● **TO DO**
Return the listing below exactly, with the pictures dropped.

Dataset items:

============

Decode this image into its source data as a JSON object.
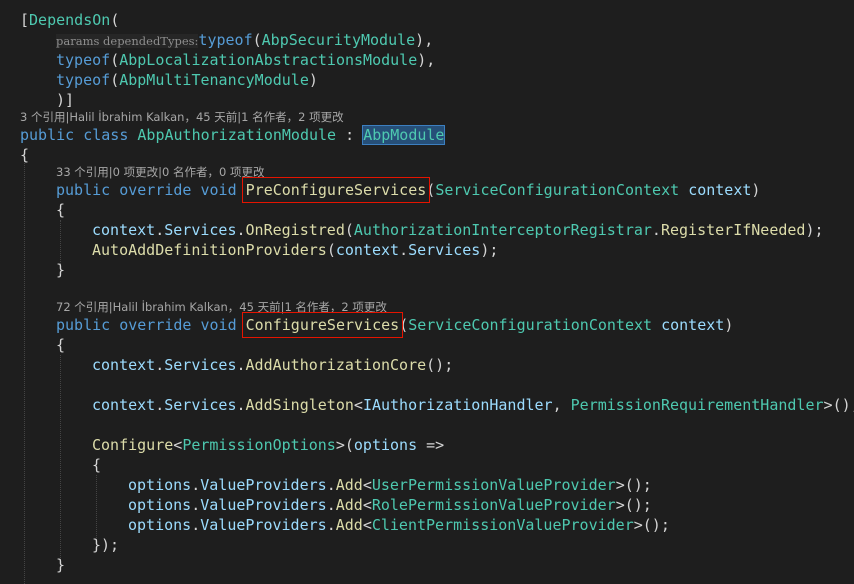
{
  "colors": {
    "background": "#1e1e1e",
    "keyword": "#569cd6",
    "type": "#4ec9b0",
    "method": "#dcdcaa",
    "identifier": "#9cdcfe",
    "punctuation": "#d4d4d4",
    "codelens": "#a7a7a7",
    "highlight_box": "#e51400"
  },
  "code": {
    "attr_open": "[",
    "attr_name": "DependsOn",
    "paren_open": "(",
    "param_hint": "params dependedTypes:",
    "typeof_kw": "typeof",
    "dep1": "AbpSecurityModule",
    "dep2": "AbpLocalizationAbstractionsModule",
    "dep3": "AbpMultiTenancyModule",
    "close_paren": ")",
    "comma": ",",
    "attr_close": ")]",
    "lens_class": "3 个引用|Halil İbrahim Kalkan，45 天前|1 名作者，2 项更改",
    "kw_public": "public",
    "kw_class": "class",
    "class_name": "AbpAuthorizationModule",
    "colon": ":",
    "base_class": "AbpModule",
    "brace_open": "{",
    "brace_close": "}",
    "lens_pre": "33 个引用|0 项更改|0 名作者，0 项更改",
    "kw_override": "override",
    "kw_void": "void",
    "method1": "PreConfigureServices",
    "param_type": "ServiceConfigurationContext",
    "param_name": "context",
    "ctx": "context",
    "dot": ".",
    "services": "Services",
    "on_registred": "OnRegistred",
    "registrar": "AuthorizationInterceptorRegistrar",
    "register_if_needed": "RegisterIfNeeded",
    "stmt_end": ");",
    "auto_add": "AutoAddDefinitionProviders",
    "lens_cfg": "72 个引用|Halil İbrahim Kalkan，45 天前|1 名作者，2 项更改",
    "method2": "ConfigureServices",
    "add_authz_core": "AddAuthorizationCore",
    "call_end": "();",
    "add_singleton": "AddSingleton",
    "lt": "<",
    "gt": ">",
    "authz_handler": "IAuthorizationHandler",
    "perm_req_handler": "PermissionRequirementHandler",
    "configure": "Configure",
    "perm_options": "PermissionOptions",
    "options": "options",
    "arrow": "=>",
    "value_providers": "ValueProviders",
    "add": "Add",
    "user_provider": "UserPermissionValueProvider",
    "role_provider": "RolePermissionValueProvider",
    "client_provider": "ClientPermissionValueProvider",
    "lambda_close": "});"
  }
}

============

● **WRITTEN REPLY**
Decode this image into its source data as a JSON object.
{
  "colors": {
    "background": "#1e1e1e",
    "keyword": "#569cd6",
    "type": "#4ec9b0",
    "method": "#dcdcaa",
    "identifier": "#9cdcfe",
    "punctuation": "#d4d4d4",
    "codelens": "#a7a7a7",
    "highlight_box": "#e51400"
  },
  "code": {
    "attr_open": "[",
    "attr_name": "DependsOn",
    "paren_open": "(",
    "param_hint": "params dependedTypes:",
    "typeof_kw": "typeof",
    "dep1": "AbpSecurityModule",
    "dep2": "AbpLocalizationAbstractionsModule",
    "dep3": "AbpMultiTenancyModule",
    "close_paren": ")",
    "comma": ",",
    "attr_close": ")]",
    "lens_class": "3 个引用|Halil İbrahim Kalkan，45 天前|1 名作者，2 项更改",
    "kw_public": "public",
    "kw_class": "class",
    "class_name": "AbpAuthorizationModule",
    "colon": ":",
    "base_class": "AbpModule",
    "brace_open": "{",
    "brace_close": "}",
    "lens_pre": "33 个引用|0 项更改|0 名作者，0 项更改",
    "kw_override": "override",
    "kw_void": "void",
    "method1": "PreConfigureServices",
    "param_type": "ServiceConfigurationContext",
    "param_name": "context",
    "ctx": "context",
    "dot": ".",
    "services": "Services",
    "on_registred": "OnRegistred",
    "registrar": "AuthorizationInterceptorRegistrar",
    "register_if_needed": "RegisterIfNeeded",
    "stmt_end": ");",
    "auto_add": "AutoAddDefinitionProviders",
    "lens_cfg": "72 个引用|Halil İbrahim Kalkan，45 天前|1 名作者，2 项更改",
    "method2": "ConfigureServices",
    "add_authz_core": "AddAuthorizationCore",
    "call_end": "();",
    "add_singleton": "AddSingleton",
    "lt": "<",
    "gt": ">",
    "authz_handler": "IAuthorizationHandler",
    "perm_req_handler": "PermissionRequirementHandler",
    "configure": "Configure",
    "perm_options": "PermissionOptions",
    "options": "options",
    "arrow": "=>",
    "value_providers": "ValueProviders",
    "add": "Add",
    "user_provider": "UserPermissionValueProvider",
    "role_provider": "RolePermissionValueProvider",
    "client_provider": "ClientPermissionValueProvider",
    "lambda_close": "});"
  }
}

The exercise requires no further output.